### PROBLEM TO WORK ON
Count the lines in the listing below that contain the string "value" and give only that number.

Start of EXTRACTED DATA

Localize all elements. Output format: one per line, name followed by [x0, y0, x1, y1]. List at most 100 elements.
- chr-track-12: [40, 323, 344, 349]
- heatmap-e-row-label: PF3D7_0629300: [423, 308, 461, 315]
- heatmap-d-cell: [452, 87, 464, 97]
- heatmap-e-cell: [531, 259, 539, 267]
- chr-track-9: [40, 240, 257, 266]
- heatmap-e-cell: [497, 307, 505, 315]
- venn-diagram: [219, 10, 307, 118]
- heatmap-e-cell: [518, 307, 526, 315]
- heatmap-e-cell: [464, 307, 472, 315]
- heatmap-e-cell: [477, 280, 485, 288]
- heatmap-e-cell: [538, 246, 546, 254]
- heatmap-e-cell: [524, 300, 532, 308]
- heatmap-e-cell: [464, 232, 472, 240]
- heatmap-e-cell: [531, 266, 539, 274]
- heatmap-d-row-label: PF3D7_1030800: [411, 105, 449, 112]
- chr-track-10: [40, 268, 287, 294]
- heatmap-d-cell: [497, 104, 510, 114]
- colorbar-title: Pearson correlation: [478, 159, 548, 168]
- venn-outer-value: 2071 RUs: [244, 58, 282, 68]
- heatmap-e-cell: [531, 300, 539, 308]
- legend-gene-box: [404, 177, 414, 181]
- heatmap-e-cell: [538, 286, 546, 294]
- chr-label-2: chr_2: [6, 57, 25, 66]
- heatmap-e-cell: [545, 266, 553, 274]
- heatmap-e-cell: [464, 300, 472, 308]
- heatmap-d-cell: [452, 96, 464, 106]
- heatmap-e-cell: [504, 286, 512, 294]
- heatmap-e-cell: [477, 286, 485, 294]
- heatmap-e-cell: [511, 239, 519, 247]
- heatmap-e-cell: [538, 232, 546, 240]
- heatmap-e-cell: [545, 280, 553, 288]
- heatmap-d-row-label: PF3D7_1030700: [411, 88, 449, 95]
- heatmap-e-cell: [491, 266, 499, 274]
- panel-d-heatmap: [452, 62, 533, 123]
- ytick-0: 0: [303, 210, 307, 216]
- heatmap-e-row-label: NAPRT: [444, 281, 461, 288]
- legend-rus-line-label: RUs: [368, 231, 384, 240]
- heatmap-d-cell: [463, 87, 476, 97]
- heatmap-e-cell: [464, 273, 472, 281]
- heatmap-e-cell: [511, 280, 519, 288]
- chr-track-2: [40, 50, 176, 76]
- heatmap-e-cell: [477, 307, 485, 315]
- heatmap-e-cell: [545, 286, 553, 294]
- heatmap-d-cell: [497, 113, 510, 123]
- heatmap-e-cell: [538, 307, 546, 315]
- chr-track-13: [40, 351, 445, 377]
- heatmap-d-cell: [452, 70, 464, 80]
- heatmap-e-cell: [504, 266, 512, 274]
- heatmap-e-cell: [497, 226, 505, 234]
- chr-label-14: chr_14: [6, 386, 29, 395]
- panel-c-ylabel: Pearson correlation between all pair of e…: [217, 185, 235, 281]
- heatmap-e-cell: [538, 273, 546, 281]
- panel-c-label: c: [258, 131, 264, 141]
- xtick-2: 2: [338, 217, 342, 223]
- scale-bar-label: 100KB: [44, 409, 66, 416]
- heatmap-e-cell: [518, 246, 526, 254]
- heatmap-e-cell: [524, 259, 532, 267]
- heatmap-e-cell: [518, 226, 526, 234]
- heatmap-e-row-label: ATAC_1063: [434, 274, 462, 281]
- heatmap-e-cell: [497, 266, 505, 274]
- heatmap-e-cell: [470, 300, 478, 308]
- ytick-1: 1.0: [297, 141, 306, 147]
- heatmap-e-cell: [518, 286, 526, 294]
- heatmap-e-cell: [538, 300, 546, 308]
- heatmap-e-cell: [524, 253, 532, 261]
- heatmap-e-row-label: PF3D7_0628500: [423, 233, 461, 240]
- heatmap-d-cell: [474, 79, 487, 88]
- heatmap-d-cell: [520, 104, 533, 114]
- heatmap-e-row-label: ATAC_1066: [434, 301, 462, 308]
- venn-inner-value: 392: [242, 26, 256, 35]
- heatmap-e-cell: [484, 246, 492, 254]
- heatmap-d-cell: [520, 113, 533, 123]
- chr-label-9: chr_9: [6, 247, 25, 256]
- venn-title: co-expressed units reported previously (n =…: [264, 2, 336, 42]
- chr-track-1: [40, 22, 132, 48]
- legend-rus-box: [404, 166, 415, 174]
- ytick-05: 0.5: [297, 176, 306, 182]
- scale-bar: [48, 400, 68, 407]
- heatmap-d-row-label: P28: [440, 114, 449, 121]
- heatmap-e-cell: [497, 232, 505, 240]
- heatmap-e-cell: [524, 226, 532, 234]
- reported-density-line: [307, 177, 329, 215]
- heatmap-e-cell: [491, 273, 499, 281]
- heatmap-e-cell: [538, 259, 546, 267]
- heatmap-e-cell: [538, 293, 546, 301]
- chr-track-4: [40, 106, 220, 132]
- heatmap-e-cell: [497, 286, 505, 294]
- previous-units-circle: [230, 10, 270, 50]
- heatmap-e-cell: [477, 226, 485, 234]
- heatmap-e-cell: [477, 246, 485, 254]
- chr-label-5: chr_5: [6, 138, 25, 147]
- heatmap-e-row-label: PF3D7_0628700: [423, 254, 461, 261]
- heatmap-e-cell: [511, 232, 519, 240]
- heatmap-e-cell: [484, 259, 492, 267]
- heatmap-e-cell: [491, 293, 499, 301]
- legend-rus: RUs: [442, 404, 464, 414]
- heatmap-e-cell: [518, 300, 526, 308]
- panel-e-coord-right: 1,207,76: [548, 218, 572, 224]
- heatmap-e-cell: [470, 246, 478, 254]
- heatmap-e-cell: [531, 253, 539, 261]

End of EXTRACTED DATA

### COMPLETE RESPONSE
2